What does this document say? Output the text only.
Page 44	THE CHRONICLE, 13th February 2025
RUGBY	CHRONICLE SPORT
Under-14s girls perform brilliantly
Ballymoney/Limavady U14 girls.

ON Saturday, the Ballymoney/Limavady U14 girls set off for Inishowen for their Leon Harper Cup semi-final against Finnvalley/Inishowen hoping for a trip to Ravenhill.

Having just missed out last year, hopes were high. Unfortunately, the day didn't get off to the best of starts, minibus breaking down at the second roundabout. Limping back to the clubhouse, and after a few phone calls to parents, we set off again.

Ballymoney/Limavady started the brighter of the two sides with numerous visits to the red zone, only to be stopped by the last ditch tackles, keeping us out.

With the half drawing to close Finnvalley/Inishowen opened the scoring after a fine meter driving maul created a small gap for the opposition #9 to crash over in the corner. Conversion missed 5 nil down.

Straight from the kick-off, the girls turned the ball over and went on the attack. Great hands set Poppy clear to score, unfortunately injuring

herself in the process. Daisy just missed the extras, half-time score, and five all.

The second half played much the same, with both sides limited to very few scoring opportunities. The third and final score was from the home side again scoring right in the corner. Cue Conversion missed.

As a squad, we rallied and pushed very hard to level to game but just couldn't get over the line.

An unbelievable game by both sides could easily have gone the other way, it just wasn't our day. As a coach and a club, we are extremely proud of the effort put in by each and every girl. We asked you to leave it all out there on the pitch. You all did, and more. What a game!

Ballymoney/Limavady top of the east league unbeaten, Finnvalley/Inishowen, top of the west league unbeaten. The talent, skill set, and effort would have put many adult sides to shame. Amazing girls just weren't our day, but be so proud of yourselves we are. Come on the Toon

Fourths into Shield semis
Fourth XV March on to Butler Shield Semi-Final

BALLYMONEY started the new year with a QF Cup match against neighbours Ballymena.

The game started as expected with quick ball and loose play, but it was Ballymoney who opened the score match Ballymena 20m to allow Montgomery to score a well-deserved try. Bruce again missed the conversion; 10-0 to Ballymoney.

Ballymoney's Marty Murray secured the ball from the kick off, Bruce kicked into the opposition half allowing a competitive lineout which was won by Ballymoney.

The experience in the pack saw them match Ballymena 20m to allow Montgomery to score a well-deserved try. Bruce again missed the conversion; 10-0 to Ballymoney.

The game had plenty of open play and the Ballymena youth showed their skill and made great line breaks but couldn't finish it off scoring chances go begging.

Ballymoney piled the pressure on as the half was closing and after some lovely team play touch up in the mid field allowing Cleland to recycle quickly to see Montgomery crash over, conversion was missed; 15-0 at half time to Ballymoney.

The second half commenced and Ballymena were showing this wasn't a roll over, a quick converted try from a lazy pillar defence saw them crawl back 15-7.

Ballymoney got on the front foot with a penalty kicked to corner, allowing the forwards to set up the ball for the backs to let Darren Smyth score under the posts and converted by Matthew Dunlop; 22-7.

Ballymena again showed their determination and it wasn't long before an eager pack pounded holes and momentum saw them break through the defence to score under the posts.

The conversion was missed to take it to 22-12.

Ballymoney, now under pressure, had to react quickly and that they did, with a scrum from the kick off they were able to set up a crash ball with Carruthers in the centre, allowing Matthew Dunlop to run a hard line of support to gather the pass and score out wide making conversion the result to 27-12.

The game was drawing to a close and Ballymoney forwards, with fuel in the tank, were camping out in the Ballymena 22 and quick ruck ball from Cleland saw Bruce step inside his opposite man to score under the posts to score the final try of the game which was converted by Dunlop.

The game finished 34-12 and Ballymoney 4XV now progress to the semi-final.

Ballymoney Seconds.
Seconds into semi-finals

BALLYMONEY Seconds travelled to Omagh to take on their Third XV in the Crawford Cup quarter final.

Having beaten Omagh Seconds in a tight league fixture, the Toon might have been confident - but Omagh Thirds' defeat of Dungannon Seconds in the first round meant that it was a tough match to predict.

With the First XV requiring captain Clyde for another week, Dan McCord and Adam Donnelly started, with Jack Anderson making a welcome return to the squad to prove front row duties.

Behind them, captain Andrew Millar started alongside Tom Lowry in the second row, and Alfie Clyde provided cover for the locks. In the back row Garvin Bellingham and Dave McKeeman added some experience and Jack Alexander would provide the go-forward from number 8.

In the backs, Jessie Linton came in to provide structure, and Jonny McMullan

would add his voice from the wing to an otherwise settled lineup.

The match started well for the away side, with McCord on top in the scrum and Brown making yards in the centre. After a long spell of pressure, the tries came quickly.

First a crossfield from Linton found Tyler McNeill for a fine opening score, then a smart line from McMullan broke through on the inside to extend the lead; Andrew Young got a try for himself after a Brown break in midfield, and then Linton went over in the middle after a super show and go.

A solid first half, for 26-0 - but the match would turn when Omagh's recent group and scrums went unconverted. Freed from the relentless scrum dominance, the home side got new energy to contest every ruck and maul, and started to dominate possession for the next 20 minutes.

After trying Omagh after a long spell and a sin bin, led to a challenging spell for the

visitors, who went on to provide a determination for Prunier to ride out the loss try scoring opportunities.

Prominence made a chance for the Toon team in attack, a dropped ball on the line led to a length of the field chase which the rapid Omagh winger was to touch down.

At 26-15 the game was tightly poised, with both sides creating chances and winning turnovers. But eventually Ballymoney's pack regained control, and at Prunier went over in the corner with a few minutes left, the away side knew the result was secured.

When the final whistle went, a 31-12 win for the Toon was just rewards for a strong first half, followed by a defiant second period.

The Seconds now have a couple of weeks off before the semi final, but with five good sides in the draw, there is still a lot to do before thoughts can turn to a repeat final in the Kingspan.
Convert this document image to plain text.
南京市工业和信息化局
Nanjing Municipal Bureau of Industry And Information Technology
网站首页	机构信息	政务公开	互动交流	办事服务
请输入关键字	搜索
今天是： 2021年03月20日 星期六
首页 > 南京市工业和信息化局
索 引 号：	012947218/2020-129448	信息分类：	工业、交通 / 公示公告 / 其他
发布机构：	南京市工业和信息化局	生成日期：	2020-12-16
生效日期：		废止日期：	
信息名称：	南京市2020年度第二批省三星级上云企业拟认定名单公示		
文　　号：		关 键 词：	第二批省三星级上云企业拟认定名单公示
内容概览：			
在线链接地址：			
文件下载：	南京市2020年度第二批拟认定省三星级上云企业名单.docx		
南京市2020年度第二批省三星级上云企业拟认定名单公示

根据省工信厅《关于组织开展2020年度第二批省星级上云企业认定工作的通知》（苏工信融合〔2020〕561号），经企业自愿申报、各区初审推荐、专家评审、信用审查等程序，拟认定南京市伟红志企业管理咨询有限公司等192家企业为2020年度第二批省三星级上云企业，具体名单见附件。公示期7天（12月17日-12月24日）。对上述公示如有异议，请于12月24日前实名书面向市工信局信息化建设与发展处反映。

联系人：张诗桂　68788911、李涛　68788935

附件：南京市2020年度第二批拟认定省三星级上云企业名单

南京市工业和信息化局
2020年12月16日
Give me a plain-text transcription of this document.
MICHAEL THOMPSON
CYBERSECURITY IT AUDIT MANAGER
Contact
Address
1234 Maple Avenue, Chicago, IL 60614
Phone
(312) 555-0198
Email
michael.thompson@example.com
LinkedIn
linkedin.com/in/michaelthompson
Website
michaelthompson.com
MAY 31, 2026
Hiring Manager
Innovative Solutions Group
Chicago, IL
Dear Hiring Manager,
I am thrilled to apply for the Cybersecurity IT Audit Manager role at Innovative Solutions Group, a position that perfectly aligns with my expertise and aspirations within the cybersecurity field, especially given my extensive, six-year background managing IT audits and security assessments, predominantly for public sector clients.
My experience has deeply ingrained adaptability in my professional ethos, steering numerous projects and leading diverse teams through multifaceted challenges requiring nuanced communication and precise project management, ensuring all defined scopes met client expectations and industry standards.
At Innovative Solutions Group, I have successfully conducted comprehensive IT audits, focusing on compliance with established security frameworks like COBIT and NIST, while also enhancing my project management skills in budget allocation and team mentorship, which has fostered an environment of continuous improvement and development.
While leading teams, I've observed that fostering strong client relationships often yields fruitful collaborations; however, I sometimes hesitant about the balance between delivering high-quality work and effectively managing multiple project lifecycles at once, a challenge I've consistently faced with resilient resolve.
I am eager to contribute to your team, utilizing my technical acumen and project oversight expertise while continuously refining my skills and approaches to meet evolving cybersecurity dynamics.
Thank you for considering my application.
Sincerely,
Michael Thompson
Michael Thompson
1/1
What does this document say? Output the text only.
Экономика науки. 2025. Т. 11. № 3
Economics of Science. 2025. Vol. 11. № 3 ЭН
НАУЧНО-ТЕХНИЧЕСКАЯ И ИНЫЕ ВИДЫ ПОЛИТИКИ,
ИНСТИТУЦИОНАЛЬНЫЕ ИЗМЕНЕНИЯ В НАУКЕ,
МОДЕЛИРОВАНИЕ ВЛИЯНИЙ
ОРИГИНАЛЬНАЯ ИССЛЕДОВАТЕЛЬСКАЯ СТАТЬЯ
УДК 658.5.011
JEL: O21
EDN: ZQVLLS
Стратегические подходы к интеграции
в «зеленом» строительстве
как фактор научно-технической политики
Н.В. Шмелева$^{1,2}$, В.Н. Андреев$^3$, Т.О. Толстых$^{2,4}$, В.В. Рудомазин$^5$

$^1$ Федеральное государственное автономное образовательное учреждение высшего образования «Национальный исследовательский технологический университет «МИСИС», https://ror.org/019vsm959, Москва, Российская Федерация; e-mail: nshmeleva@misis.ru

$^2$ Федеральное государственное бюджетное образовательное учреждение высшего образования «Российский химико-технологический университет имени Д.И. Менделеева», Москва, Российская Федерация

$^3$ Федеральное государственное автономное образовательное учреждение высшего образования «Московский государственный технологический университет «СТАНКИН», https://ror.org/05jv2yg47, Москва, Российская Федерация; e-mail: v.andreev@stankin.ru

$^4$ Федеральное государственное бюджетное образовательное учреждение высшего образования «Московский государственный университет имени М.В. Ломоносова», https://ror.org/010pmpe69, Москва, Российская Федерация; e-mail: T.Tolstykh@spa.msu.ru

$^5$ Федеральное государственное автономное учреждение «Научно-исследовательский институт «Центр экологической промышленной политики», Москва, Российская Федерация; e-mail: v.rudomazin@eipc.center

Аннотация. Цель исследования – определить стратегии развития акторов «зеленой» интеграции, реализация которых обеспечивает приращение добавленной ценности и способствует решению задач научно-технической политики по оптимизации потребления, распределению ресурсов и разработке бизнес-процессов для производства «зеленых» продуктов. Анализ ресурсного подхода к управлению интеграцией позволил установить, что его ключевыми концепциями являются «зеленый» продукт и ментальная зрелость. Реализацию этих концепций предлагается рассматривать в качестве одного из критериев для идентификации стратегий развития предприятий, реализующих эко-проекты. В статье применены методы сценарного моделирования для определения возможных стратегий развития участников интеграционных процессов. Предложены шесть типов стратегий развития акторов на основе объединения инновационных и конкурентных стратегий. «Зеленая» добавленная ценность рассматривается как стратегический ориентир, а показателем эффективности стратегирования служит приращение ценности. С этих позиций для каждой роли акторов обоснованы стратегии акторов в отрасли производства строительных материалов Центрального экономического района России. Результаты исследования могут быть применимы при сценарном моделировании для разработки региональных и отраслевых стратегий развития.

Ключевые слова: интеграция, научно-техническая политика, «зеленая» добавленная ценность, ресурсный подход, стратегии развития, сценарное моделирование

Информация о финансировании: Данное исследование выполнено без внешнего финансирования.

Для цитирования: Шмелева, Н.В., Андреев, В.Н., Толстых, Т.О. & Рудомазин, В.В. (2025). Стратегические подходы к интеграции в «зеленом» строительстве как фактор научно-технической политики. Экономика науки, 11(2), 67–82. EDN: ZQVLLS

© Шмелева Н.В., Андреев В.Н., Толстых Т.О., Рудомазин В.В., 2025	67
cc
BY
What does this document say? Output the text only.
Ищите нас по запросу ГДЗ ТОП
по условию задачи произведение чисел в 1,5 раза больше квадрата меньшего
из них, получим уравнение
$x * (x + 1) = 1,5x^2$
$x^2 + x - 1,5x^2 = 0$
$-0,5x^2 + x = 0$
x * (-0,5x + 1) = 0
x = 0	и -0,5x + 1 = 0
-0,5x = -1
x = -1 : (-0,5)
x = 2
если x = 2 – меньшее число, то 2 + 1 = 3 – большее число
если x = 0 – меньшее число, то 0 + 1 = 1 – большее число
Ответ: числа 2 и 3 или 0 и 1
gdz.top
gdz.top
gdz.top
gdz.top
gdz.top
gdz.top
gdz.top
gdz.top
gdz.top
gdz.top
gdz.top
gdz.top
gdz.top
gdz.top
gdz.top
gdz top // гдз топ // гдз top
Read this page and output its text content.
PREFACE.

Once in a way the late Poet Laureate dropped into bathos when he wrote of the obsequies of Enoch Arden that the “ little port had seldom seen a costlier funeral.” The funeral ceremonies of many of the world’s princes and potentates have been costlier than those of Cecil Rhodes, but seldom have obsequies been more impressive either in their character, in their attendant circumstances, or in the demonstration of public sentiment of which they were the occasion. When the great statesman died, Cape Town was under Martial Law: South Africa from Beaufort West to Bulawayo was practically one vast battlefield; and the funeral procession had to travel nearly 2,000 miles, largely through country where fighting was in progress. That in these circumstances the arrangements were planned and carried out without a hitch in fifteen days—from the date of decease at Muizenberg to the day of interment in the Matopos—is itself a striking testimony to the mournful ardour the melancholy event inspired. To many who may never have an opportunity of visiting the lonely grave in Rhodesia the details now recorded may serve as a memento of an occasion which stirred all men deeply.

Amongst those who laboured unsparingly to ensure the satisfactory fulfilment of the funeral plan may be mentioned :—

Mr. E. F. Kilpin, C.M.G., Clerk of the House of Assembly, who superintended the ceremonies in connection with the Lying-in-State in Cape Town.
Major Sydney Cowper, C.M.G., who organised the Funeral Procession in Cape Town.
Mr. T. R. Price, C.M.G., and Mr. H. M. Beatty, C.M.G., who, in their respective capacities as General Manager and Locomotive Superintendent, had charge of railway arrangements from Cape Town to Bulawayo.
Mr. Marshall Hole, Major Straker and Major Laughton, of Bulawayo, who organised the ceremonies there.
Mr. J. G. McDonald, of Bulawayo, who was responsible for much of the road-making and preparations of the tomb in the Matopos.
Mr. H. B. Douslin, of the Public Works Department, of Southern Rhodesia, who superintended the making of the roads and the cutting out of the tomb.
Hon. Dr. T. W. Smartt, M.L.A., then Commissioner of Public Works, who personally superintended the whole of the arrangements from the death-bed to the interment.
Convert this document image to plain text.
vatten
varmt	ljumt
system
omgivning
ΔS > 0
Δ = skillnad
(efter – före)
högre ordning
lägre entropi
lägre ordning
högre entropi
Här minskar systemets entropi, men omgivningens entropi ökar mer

(What you should do):
Going through the data above, count the lines where the string "league" appears, and answer with only that number.

(Written response):
2